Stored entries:

◇ ◇ ◇

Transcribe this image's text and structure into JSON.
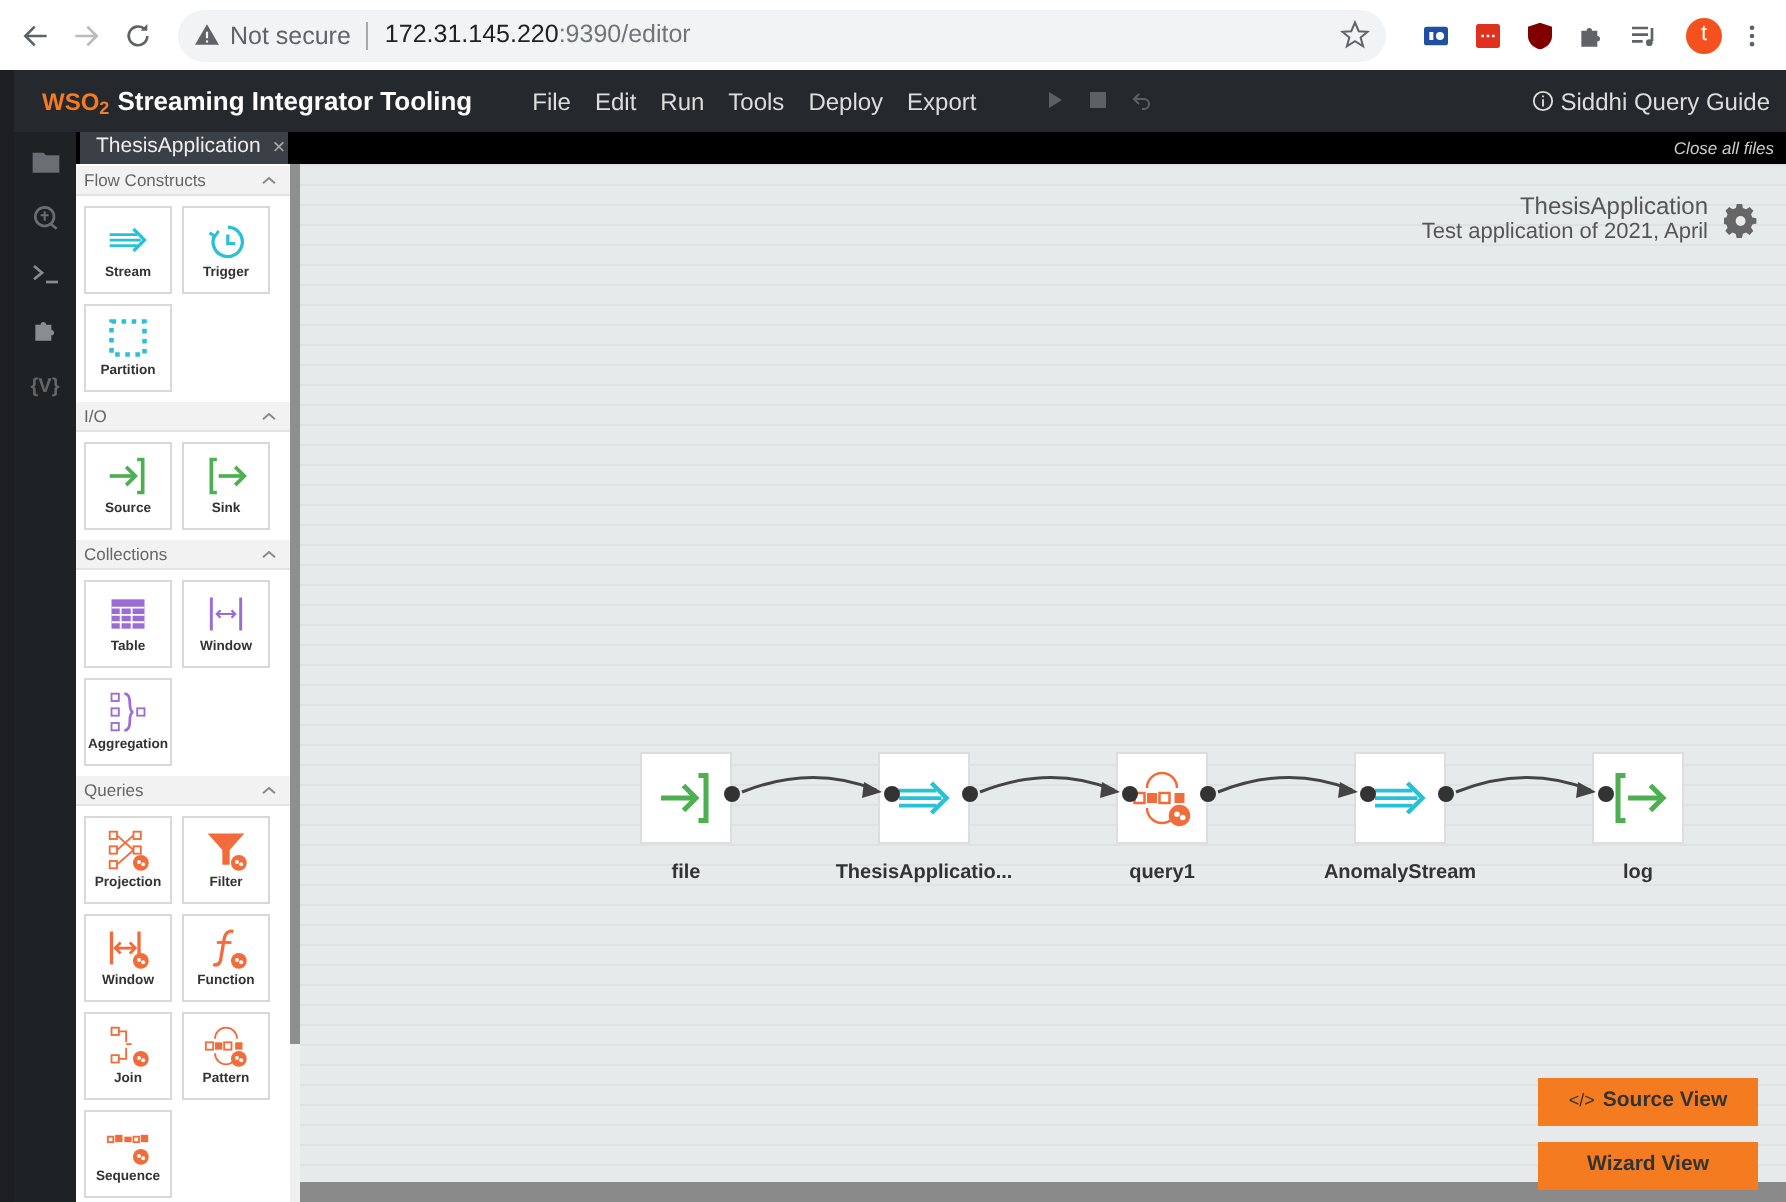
{
  "browser": {
    "nav": [
      {
        "kind": "back",
        "disabled": false
      },
      {
        "kind": "forward",
        "disabled": true
      },
      {
        "kind": "reload",
        "disabled": false
      }
    ],
    "security": "Not secure",
    "url_host": "172.31.145.220",
    "url_rest": ":9390/editor",
    "profile_initial": "t"
  },
  "app": {
    "logo": "WSO$_{2}$",
    "title": "Streaming Integrator Tooling",
    "menu": [
      "File",
      "Edit",
      "Run",
      "Tools",
      "Deploy",
      "Export"
    ],
    "toolbar": [
      {
        "kind": "run",
        "disabled": true
      },
      {
        "kind": "stop",
        "disabled": true
      },
      {
        "kind": "revert",
        "disabled": true
      }
    ],
    "guide_link": "Siddhi Query Guide"
  },
  "side_rail": [
    {
      "kind": "folder"
    },
    {
      "kind": "debug"
    },
    {
      "kind": "console"
    },
    {
      "kind": "extension"
    },
    {
      "kind": "variables",
      "label": "{V}"
    }
  ],
  "tabs": [
    {
      "label": "ThesisApplication",
      "selected": true,
      "close": "×"
    }
  ],
  "close_all": "Close all files",
  "palette": [
    {
      "title": "Flow Constructs",
      "expanded": true,
      "items": [
        {
          "label": "Stream",
          "kind": "stream"
        },
        {
          "label": "Trigger",
          "kind": "trigger"
        },
        {
          "label": "Partition",
          "kind": "partition"
        }
      ]
    },
    {
      "title": "I/O",
      "expanded": true,
      "items": [
        {
          "label": "Source",
          "kind": "source"
        },
        {
          "label": "Sink",
          "kind": "sink"
        }
      ]
    },
    {
      "title": "Collections",
      "expanded": true,
      "items": [
        {
          "label": "Table",
          "kind": "table"
        },
        {
          "label": "Window",
          "kind": "window"
        },
        {
          "label": "Aggregation",
          "kind": "aggregation"
        }
      ]
    },
    {
      "title": "Queries",
      "expanded": true,
      "items": [
        {
          "label": "Projection",
          "kind": "projection"
        },
        {
          "label": "Filter",
          "kind": "filter"
        },
        {
          "label": "Window",
          "kind": "query-window"
        },
        {
          "label": "Function",
          "kind": "function"
        },
        {
          "label": "Join",
          "kind": "join"
        },
        {
          "label": "Pattern",
          "kind": "pattern"
        },
        {
          "label": "Sequence",
          "kind": "sequence"
        }
      ]
    }
  ],
  "canvas": {
    "app_name": "ThesisApplication",
    "description": "Test application of 2021, April",
    "nodes": [
      {
        "label": "file",
        "kind": "source"
      },
      {
        "label": "ThesisApplicatio...",
        "kind": "stream"
      },
      {
        "label": "query1",
        "kind": "pattern"
      },
      {
        "label": "AnomalyStream",
        "kind": "stream"
      },
      {
        "label": "log",
        "kind": "sink"
      }
    ],
    "buttons": [
      {
        "icon_text": "</>",
        "label": "Source View"
      },
      {
        "label": "Wizard View"
      }
    ]
  }
}
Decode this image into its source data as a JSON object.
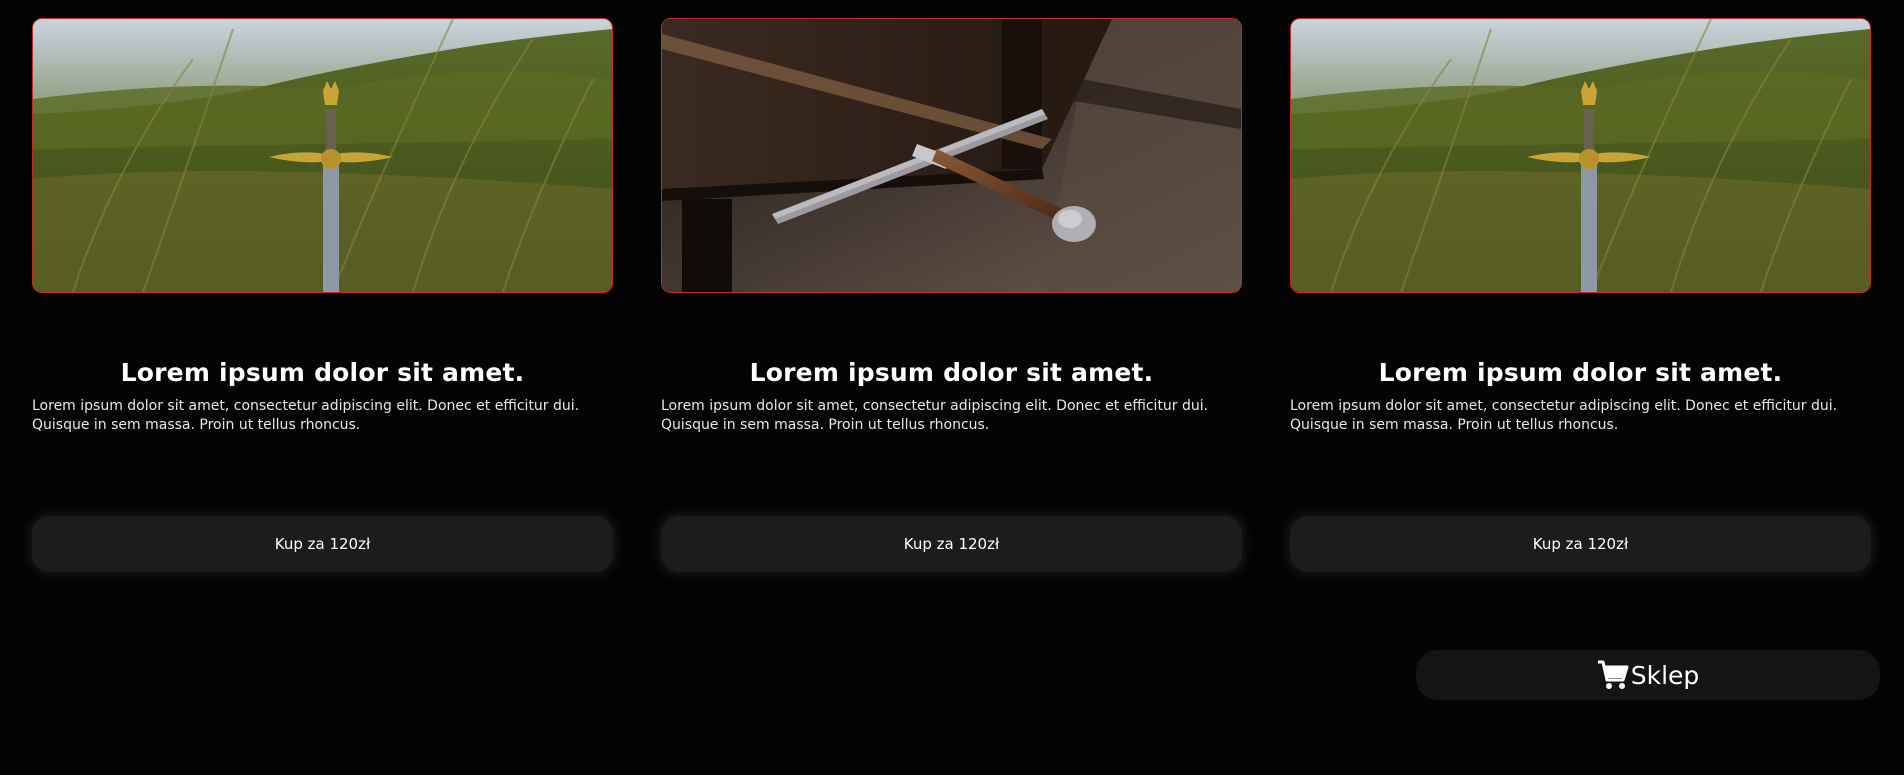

◇ ◇ ◇

§ Your goal: Make an exact reproduction of the listing above, without any pictures.

§ Result for this exercise:
Transcribe this image's text and structure into JSON.
{
  "browser": {
    "nav": [
      {
        "kind": "back",
        "disabled": false
      },
      {
        "kind": "forward",
        "disabled": true
      },
      {
        "kind": "reload",
        "disabled": false
      }
    ],
    "security": "Not secure",
    "url_host": "172.31.145.220",
    "url_rest": ":9390/editor",
    "profile_initial": "t"
  },
  "app": {
    "logo": "WSO$_{2}$",
    "title": "Streaming Integrator Tooling",
    "menu": [
      "File",
      "Edit",
      "Run",
      "Tools",
      "Deploy",
      "Export"
    ],
    "toolbar": [
      {
        "kind": "run",
        "disabled": true
      },
      {
        "kind": "stop",
        "disabled": true
      },
      {
        "kind": "revert",
        "disabled": true
      }
    ],
    "guide_link": "Siddhi Query Guide"
  },
  "side_rail": [
    {
      "kind": "folder"
    },
    {
      "kind": "debug"
    },
    {
      "kind": "console"
    },
    {
      "kind": "extension"
    },
    {
      "kind": "variables",
      "label": "{V}"
    }
  ],
  "tabs": [
    {
      "label": "ThesisApplication",
      "selected": true,
      "close": "×"
    }
  ],
  "close_all": "Close all files",
  "palette": [
    {
      "title": "Flow Constructs",
      "expanded": true,
      "items": [
        {
          "label": "Stream",
          "kind": "stream"
        },
        {
          "label": "Trigger",
          "kind": "trigger"
        },
        {
          "label": "Partition",
          "kind": "partition"
        }
      ]
    },
    {
      "title": "I/O",
      "expanded": true,
      "items": [
        {
          "label": "Source",
          "kind": "source"
        },
        {
          "label": "Sink",
          "kind": "sink"
        }
      ]
    },
    {
      "title": "Collections",
      "expanded": true,
      "items": [
        {
          "label": "Table",
          "kind": "table"
        },
        {
          "label": "Window",
          "kind": "window"
        },
        {
          "label": "Aggregation",
          "kind": "aggregation"
        }
      ]
    },
    {
      "title": "Queries",
      "expanded": true,
      "items": [
        {
          "label": "Projection",
          "kind": "projection"
        },
        {
          "label": "Filter",
          "kind": "filter"
        },
        {
          "label": "Window",
          "kind": "query-window"
        },
        {
          "label": "Function",
          "kind": "function"
        },
        {
          "label": "Join",
          "kind": "join"
        },
        {
          "label": "Pattern",
          "kind": "pattern"
        },
        {
          "label": "Sequence",
          "kind": "sequence"
        }
      ]
    }
  ],
  "canvas": {
    "app_name": "ThesisApplication",
    "description": "Test application of 2021, April",
    "nodes": [
      {
        "label": "file",
        "kind": "source"
      },
      {
        "label": "ThesisApplicatio...",
        "kind": "stream"
      },
      {
        "label": "query1",
        "kind": "pattern"
      },
      {
        "label": "AnomalyStream",
        "kind": "stream"
      },
      {
        "label": "log",
        "kind": "sink"
      }
    ],
    "buttons": [
      {
        "icon_text": "</>",
        "label": "Source View"
      },
      {
        "label": "Wizard View"
      }
    ]
  }
}
Decode this image into its source data as a JSON object.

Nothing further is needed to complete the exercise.